### Exercise requirements
Pull every "grid" line out of the data below.

### Task material
┌──

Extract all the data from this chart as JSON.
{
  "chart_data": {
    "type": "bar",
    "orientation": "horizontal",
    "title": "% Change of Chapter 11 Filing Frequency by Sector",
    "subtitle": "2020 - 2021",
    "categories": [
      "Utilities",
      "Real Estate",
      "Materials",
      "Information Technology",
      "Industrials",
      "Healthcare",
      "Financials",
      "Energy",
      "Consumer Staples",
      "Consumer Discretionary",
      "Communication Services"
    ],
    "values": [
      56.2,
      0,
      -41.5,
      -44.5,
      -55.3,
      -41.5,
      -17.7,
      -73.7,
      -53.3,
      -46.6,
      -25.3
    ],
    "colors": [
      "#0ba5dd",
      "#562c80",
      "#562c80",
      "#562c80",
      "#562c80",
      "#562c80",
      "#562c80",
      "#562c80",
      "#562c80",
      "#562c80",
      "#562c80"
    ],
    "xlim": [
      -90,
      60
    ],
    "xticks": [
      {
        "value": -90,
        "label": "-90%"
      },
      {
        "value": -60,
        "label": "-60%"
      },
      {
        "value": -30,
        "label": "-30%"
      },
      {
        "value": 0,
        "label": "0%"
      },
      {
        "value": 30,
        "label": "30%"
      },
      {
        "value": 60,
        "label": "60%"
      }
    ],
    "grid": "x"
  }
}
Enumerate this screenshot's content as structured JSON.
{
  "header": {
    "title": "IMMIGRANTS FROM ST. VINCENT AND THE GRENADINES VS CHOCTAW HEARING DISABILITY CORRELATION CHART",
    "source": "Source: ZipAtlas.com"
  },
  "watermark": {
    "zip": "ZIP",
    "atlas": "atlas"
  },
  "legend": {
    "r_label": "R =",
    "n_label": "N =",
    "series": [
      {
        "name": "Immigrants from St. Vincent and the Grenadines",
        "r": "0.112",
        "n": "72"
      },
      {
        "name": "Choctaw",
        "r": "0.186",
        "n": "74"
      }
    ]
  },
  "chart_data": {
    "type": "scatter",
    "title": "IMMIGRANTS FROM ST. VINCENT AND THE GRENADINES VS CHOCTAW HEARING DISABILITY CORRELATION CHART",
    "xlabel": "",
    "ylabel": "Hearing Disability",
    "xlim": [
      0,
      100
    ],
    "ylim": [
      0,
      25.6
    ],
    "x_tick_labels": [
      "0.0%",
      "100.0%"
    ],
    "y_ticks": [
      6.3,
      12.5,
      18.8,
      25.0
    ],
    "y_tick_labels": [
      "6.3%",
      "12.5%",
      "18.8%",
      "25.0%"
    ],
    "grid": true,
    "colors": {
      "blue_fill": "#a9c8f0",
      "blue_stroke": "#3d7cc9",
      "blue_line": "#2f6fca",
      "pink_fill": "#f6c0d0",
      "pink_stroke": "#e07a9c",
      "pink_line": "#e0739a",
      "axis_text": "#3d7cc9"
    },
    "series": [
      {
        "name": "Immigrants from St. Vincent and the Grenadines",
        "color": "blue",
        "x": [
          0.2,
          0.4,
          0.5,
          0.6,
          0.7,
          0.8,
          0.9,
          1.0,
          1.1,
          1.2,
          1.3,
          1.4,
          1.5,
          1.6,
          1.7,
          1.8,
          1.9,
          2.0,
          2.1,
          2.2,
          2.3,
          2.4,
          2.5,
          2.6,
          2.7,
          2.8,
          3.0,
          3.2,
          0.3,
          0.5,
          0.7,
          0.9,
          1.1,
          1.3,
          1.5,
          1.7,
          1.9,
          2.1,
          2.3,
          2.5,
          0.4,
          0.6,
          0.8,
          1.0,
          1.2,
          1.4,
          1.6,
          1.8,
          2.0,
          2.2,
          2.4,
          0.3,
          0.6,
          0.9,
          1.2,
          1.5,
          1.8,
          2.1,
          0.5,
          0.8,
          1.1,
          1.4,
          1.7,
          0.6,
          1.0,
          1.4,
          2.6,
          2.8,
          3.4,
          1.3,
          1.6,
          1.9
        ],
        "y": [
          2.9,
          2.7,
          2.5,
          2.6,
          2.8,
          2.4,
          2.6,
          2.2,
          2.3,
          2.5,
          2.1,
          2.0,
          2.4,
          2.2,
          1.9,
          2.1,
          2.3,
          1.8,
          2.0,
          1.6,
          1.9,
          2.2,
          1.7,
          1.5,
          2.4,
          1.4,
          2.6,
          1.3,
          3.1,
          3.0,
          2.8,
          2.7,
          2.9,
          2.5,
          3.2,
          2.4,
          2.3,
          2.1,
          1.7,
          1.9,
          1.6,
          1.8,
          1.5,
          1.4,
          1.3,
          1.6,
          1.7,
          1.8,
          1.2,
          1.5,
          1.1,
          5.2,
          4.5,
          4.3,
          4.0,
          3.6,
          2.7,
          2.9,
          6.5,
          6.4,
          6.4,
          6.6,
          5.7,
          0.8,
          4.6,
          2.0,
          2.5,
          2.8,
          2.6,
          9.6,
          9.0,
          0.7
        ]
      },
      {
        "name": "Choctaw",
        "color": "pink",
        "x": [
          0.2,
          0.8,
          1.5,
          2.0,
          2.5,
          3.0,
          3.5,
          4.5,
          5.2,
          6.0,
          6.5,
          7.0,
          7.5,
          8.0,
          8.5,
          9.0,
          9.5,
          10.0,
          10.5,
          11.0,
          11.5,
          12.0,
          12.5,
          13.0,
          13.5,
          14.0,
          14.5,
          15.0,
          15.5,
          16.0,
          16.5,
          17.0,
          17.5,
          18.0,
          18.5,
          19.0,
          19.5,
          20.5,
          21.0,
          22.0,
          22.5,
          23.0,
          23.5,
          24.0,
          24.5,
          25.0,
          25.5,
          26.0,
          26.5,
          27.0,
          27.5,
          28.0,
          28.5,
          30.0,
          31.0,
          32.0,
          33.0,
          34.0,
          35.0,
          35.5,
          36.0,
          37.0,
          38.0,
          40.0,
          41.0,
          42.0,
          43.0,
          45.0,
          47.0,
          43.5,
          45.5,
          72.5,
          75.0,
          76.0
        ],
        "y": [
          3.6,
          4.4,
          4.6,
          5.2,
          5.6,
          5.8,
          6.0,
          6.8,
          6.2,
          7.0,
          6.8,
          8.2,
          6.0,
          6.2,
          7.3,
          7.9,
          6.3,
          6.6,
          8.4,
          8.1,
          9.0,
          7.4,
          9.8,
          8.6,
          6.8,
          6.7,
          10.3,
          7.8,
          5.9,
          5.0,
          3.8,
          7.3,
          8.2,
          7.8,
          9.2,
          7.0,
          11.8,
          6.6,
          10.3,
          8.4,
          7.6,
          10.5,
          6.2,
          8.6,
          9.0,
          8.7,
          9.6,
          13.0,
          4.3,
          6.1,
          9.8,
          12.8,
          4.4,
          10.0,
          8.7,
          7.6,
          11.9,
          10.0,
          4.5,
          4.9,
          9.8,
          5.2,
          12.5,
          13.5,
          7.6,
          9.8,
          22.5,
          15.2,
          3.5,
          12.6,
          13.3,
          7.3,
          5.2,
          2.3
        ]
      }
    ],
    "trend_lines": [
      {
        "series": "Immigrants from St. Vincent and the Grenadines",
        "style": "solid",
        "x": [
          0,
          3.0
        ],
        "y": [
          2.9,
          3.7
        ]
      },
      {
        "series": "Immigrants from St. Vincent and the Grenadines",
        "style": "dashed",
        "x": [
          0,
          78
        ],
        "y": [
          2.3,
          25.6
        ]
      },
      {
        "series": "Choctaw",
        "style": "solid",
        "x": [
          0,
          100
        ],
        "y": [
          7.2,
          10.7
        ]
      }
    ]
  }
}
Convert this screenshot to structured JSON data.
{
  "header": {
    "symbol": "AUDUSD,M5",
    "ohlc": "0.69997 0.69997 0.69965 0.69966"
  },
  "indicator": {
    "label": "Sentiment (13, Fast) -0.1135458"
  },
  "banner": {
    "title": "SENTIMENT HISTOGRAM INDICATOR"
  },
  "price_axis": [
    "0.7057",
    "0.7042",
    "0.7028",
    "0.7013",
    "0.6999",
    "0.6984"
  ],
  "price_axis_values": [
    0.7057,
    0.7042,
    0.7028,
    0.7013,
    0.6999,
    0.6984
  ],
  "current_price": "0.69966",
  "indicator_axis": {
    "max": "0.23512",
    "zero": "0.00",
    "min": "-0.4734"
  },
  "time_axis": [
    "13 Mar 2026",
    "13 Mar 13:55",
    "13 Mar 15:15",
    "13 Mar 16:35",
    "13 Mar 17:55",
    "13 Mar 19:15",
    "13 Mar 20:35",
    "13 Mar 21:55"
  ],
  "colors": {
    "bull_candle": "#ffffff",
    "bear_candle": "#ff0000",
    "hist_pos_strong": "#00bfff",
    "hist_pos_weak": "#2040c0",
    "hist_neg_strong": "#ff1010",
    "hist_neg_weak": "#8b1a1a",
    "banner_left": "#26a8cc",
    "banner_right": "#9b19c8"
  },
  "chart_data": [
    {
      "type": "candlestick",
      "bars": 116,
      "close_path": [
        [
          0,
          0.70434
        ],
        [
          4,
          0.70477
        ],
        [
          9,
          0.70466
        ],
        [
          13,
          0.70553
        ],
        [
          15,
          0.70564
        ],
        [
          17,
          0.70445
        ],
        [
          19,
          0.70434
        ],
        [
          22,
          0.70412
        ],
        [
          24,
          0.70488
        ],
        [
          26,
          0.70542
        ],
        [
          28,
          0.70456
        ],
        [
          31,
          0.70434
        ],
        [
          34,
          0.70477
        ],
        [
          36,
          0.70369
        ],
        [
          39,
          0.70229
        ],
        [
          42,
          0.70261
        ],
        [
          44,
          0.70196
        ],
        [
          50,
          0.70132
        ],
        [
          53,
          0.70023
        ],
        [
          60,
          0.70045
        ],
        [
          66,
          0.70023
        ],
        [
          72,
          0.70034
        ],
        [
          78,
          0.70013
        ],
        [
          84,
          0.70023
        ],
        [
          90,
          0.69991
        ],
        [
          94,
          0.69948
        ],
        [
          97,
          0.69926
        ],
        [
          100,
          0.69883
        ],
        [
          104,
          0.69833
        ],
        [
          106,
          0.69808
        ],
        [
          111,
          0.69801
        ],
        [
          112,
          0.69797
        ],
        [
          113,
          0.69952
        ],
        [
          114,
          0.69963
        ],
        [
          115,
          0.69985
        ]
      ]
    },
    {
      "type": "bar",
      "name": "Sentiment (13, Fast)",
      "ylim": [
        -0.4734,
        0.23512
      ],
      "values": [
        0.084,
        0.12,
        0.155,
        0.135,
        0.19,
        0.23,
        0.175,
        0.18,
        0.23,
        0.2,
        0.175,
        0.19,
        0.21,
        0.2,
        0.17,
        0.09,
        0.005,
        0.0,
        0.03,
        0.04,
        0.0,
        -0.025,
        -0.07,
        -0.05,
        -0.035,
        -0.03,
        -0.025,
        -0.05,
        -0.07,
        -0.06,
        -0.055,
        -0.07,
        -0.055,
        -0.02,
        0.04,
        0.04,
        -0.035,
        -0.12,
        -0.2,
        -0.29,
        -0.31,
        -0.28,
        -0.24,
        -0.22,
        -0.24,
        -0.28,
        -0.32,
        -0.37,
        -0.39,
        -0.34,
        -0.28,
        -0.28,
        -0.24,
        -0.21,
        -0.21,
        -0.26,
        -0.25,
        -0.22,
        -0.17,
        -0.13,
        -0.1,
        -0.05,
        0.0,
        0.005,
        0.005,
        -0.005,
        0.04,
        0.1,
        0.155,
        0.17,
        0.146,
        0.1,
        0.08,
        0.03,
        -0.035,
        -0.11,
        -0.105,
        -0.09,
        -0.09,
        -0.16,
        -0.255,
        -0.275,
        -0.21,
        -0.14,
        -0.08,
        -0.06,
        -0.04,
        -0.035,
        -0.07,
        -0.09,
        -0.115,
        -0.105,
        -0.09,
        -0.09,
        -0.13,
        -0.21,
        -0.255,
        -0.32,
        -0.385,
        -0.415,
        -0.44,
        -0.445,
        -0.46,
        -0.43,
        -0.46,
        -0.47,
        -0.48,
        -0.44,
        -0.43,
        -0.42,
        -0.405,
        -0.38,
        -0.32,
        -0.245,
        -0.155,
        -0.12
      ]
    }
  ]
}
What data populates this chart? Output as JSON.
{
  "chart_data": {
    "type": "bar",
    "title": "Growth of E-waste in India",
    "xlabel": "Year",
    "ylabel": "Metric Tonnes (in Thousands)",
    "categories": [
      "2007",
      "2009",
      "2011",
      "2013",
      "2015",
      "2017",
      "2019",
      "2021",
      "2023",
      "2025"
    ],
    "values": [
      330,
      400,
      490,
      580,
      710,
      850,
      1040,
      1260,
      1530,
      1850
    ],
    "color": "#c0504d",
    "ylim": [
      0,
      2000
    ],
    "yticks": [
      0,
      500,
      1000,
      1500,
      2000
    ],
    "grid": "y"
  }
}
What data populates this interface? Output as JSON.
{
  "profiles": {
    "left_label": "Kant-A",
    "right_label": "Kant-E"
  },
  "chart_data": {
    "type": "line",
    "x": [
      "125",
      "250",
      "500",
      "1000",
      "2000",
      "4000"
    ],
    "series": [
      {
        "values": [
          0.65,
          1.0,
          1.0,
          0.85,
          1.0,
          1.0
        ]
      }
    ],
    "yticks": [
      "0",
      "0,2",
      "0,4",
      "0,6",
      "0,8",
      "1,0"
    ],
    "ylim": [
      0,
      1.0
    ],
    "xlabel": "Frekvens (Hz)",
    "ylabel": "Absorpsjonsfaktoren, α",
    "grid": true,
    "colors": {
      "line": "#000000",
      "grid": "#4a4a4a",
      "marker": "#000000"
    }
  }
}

└──

### Solution
    "grid": "x"
    "grid": true,
    "grid": "y"
    "grid": true,
      "grid": "#4a4a4a",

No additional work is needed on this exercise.